▸ **TASK DESCRIPTION**
Your answer should be a single number: the count of lines that include "Delete".
***** EXTRACTED RECORDS *****
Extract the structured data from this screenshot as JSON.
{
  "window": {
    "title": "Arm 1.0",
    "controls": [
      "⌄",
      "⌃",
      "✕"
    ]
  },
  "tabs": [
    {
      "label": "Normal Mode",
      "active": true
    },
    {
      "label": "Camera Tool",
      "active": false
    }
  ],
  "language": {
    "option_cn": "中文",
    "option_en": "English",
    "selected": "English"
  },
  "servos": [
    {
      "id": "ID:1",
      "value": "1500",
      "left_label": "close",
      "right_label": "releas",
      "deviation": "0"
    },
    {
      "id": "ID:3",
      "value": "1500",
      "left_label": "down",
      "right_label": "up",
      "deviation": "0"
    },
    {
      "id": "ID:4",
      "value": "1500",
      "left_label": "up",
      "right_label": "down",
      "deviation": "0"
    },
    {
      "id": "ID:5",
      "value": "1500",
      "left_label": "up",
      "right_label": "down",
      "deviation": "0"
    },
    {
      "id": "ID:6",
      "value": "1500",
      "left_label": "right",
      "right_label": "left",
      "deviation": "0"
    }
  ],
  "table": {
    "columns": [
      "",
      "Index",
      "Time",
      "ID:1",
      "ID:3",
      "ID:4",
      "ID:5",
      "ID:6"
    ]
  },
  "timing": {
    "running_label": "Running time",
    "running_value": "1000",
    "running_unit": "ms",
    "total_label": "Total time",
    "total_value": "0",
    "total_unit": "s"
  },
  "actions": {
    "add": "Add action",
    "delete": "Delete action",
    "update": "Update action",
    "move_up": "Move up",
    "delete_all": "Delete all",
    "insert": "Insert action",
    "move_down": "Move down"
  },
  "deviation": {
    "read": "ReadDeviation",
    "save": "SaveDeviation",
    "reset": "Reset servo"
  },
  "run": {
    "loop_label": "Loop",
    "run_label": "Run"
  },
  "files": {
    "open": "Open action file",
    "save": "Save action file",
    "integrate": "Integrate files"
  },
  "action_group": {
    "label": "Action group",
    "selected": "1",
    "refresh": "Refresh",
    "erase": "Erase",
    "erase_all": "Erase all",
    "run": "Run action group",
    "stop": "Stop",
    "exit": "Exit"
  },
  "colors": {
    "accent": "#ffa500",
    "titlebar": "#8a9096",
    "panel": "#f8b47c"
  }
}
*****
▸ **TASK SOLUTION**
2